Figure record listings
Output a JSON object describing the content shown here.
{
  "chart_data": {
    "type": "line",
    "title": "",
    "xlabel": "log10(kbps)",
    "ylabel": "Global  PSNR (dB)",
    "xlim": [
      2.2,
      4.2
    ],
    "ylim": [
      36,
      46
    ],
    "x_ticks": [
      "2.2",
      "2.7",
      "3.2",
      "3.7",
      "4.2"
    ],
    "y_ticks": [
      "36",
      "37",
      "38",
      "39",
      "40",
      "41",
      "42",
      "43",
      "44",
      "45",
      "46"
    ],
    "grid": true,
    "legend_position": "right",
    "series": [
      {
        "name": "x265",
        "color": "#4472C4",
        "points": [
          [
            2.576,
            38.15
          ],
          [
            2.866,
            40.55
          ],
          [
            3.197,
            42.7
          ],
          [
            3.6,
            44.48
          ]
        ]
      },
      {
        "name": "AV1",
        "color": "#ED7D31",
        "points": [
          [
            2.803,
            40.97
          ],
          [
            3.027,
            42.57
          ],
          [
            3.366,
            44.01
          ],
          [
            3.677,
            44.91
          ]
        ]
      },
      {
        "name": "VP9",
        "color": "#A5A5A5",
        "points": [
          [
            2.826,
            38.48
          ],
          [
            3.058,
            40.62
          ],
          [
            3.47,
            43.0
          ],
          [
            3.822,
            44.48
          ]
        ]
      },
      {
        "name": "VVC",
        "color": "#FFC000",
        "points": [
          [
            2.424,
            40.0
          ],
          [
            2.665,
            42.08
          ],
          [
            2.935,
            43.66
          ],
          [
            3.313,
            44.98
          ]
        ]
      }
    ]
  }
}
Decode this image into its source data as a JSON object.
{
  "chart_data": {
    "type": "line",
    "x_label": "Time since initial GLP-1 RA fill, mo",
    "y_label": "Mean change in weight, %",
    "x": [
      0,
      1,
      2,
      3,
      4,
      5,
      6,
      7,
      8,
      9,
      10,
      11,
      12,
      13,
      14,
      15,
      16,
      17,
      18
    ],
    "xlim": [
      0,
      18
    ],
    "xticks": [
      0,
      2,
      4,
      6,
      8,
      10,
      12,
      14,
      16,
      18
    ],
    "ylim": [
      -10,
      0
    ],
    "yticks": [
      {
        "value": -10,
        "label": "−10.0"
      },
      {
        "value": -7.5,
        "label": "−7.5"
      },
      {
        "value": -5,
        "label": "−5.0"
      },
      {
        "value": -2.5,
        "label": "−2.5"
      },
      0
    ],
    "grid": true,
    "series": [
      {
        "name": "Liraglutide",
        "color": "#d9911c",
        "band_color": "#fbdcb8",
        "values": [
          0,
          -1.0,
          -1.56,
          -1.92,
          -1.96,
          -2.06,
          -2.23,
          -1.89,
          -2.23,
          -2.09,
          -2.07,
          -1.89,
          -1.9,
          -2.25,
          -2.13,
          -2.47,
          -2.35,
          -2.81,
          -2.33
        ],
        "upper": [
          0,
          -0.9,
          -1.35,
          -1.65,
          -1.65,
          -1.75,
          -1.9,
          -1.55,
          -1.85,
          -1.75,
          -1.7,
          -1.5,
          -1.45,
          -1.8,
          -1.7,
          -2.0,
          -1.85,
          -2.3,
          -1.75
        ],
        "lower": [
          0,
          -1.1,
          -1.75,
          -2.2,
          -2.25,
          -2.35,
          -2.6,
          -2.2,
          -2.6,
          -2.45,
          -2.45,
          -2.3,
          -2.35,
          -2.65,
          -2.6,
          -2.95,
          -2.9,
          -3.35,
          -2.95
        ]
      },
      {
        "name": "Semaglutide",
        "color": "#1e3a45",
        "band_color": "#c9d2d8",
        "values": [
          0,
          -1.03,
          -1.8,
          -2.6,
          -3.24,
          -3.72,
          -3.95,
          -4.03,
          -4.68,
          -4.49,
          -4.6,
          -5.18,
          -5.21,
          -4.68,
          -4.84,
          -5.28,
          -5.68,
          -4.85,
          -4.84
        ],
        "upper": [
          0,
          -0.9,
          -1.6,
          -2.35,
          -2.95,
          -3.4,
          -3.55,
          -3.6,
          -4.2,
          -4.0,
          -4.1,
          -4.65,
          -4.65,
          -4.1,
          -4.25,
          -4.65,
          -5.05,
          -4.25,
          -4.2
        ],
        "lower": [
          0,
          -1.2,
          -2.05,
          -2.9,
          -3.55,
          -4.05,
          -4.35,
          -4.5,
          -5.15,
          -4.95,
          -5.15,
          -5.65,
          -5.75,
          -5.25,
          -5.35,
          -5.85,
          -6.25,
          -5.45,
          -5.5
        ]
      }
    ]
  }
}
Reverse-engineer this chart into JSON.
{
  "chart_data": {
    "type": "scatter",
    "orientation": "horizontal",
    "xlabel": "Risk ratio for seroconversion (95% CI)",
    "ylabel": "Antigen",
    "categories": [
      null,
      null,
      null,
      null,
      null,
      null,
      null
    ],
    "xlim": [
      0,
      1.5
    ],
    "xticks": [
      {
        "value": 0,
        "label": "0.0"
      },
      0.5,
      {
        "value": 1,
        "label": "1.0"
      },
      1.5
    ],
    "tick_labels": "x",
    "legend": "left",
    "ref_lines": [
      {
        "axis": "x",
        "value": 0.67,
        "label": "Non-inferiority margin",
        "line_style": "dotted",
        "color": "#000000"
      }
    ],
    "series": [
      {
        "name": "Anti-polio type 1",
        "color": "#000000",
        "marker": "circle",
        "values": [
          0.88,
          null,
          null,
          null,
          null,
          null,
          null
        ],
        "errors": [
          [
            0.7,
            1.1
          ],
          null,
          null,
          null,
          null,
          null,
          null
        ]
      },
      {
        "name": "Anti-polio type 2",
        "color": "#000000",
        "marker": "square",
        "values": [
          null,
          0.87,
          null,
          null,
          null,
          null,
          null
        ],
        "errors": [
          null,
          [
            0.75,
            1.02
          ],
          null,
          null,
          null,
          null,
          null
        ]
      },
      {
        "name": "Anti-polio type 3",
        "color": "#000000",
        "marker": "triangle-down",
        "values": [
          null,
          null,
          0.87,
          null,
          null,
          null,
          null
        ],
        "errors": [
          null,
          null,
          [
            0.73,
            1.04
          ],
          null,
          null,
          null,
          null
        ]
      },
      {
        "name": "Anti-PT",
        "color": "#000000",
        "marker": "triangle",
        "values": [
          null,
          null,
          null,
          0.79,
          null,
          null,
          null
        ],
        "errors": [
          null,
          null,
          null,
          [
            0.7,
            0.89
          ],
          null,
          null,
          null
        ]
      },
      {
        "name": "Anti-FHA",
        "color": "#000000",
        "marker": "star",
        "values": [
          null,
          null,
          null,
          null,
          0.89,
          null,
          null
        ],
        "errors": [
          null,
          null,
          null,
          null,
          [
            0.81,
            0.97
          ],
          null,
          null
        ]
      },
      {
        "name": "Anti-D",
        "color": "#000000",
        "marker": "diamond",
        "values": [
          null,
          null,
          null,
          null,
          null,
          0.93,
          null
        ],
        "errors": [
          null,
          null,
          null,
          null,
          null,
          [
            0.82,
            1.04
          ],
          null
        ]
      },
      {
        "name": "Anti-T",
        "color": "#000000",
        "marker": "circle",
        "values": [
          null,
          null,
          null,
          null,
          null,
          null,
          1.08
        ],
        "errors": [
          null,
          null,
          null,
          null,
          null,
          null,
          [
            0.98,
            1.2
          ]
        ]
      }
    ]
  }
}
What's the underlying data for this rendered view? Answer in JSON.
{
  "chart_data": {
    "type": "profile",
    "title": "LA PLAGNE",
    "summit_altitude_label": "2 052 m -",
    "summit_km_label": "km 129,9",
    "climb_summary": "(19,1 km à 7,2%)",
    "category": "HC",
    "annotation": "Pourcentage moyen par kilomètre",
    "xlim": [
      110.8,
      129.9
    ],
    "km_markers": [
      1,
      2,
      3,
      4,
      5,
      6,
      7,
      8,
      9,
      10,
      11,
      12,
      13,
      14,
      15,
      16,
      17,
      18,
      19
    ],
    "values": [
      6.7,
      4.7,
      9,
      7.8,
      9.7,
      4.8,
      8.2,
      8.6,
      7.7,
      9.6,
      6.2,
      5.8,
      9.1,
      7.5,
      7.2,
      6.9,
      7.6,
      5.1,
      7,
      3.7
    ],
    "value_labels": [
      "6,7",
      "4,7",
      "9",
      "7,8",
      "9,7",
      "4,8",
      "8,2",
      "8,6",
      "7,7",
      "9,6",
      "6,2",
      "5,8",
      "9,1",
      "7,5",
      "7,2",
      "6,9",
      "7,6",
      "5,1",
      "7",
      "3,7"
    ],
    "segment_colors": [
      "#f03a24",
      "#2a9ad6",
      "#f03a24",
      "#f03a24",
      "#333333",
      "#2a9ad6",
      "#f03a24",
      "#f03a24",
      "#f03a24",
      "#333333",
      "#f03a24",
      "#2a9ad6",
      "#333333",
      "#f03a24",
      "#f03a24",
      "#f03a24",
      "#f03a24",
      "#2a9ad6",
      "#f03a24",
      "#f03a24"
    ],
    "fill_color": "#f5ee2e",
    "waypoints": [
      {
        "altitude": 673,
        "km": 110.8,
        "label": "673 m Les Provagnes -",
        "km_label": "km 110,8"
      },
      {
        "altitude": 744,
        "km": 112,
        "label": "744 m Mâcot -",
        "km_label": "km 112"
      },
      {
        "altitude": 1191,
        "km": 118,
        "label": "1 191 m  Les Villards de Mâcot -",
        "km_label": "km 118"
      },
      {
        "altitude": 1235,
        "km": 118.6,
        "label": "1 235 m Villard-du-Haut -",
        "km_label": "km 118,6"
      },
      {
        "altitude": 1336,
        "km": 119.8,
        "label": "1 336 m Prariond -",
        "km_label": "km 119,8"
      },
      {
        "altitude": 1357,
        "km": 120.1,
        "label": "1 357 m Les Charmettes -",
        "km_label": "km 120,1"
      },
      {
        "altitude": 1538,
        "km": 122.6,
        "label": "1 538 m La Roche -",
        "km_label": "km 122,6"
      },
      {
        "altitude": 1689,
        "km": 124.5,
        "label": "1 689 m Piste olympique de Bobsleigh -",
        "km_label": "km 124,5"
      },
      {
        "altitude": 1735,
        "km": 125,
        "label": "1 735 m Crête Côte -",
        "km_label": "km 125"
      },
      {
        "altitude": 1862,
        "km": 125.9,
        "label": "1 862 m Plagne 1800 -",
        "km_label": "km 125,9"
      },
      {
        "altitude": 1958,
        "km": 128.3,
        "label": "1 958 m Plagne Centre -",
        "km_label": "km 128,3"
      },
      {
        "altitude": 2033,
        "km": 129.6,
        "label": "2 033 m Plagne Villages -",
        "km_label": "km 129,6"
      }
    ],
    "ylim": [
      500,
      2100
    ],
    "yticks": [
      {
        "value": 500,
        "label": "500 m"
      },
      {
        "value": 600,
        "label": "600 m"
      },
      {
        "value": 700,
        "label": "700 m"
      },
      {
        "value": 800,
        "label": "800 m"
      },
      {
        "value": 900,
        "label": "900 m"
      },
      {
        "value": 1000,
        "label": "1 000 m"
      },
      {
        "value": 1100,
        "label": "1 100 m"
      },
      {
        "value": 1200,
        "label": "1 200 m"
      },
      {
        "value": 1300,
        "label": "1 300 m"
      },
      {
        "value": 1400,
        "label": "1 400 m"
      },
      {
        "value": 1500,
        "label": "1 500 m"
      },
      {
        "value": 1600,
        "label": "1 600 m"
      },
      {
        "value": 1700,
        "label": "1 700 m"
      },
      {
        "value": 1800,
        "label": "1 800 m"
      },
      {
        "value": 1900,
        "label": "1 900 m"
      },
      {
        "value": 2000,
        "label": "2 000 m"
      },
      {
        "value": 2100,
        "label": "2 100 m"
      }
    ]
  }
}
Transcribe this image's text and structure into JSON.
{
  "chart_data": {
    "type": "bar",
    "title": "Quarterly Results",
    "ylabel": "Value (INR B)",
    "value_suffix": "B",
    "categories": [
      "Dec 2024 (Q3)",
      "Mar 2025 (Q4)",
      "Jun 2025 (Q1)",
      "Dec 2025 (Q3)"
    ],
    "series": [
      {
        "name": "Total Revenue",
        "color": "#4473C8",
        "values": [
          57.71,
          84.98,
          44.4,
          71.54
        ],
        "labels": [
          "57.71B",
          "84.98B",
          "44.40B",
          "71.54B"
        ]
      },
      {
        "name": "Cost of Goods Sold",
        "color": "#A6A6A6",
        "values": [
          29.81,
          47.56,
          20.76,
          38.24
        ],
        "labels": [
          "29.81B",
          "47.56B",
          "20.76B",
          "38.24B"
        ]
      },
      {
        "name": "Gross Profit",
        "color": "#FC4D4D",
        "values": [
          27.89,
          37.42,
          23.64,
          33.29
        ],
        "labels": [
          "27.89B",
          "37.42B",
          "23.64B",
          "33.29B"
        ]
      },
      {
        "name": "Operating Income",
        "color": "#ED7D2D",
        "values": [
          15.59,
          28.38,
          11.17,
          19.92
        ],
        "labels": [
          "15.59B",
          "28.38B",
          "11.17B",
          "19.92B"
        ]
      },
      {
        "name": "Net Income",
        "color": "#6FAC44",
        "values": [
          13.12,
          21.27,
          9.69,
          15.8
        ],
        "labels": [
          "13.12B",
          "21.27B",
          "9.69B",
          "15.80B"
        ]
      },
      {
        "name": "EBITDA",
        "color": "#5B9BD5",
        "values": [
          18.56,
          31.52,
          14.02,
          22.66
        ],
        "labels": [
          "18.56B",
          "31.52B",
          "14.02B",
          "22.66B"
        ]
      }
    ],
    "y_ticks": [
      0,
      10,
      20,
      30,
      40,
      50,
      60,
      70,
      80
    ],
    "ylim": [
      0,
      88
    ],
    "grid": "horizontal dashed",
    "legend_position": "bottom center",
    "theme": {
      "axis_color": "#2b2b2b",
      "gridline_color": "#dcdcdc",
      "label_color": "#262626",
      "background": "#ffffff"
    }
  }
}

• **What you will do**: Count the lines in the records above that contain the word "object", and reply with only that number.

• **Problem solution**: 2